* What needs to be done: The entries below should be given again exactly, minus their pictures.

======

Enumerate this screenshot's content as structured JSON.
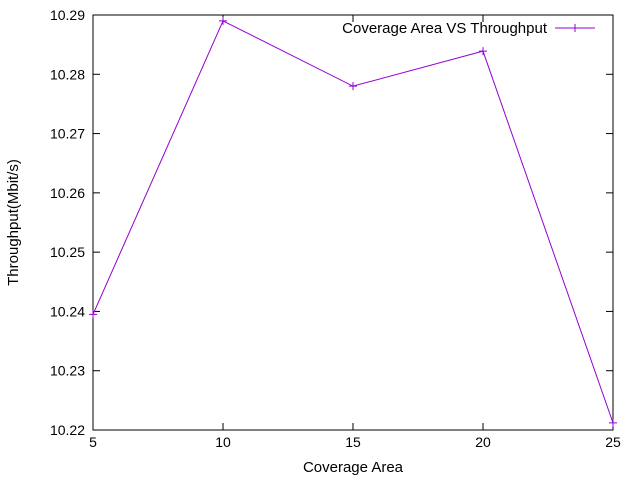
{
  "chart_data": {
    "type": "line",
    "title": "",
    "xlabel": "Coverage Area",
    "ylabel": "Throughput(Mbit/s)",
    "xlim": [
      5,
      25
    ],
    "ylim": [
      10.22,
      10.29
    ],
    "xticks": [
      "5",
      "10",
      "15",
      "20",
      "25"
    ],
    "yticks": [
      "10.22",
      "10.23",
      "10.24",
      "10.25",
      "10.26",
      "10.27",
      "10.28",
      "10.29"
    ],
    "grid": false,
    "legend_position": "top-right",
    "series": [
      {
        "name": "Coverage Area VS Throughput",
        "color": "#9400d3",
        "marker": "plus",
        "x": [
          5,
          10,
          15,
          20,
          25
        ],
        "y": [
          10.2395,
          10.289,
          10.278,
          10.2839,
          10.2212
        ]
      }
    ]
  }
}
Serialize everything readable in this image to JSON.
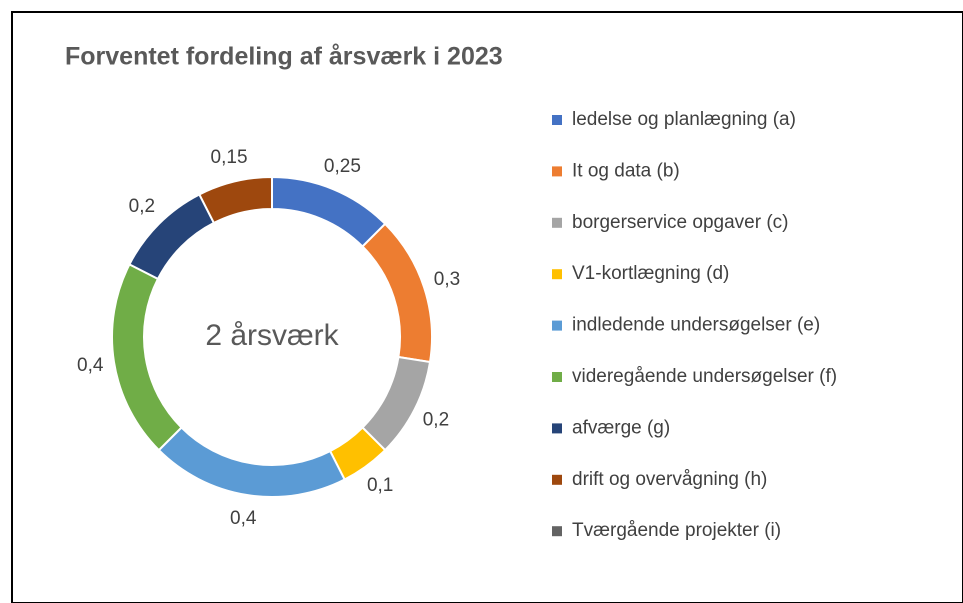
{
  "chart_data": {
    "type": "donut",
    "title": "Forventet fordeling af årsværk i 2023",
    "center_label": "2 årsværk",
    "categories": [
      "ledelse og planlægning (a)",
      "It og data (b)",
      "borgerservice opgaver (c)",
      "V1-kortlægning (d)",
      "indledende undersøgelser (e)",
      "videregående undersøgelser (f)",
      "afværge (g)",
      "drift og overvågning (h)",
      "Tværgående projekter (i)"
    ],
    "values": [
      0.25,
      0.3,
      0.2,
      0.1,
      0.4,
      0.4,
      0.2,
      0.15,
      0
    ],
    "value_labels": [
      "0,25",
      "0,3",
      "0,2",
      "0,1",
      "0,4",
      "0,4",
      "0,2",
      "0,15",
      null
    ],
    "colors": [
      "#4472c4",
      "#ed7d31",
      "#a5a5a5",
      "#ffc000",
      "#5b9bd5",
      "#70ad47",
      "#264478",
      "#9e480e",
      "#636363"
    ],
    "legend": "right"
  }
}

======

* Written answer:
Enumerate this screenshot's content as structured JSON.
{
  "chart_data": {
    "type": "line",
    "title": "",
    "xlabel": "Coverage Area",
    "ylabel": "Throughput(Mbit/s)",
    "xlim": [
      5,
      25
    ],
    "ylim": [
      10.22,
      10.29
    ],
    "xticks": [
      "5",
      "10",
      "15",
      "20",
      "25"
    ],
    "yticks": [
      "10.22",
      "10.23",
      "10.24",
      "10.25",
      "10.26",
      "10.27",
      "10.28",
      "10.29"
    ],
    "grid": false,
    "legend_position": "top-right",
    "series": [
      {
        "name": "Coverage Area VS Throughput",
        "color": "#9400d3",
        "marker": "plus",
        "x": [
          5,
          10,
          15,
          20,
          25
        ],
        "y": [
          10.2395,
          10.289,
          10.278,
          10.2839,
          10.2212
        ]
      }
    ]
  }
}
Serialize everything readable in this image to JSON.
{
  "chart_data": {
    "type": "donut",
    "title": "Forventet fordeling af årsværk i 2023",
    "center_label": "2 årsværk",
    "categories": [
      "ledelse og planlægning (a)",
      "It og data (b)",
      "borgerservice opgaver (c)",
      "V1-kortlægning (d)",
      "indledende undersøgelser (e)",
      "videregående undersøgelser (f)",
      "afværge (g)",
      "drift og overvågning (h)",
      "Tværgående projekter (i)"
    ],
    "values": [
      0.25,
      0.3,
      0.2,
      0.1,
      0.4,
      0.4,
      0.2,
      0.15,
      0
    ],
    "value_labels": [
      "0,25",
      "0,3",
      "0,2",
      "0,1",
      "0,4",
      "0,4",
      "0,2",
      "0,15",
      null
    ],
    "colors": [
      "#4472c4",
      "#ed7d31",
      "#a5a5a5",
      "#ffc000",
      "#5b9bd5",
      "#70ad47",
      "#264478",
      "#9e480e",
      "#636363"
    ],
    "legend": "right"
  }
}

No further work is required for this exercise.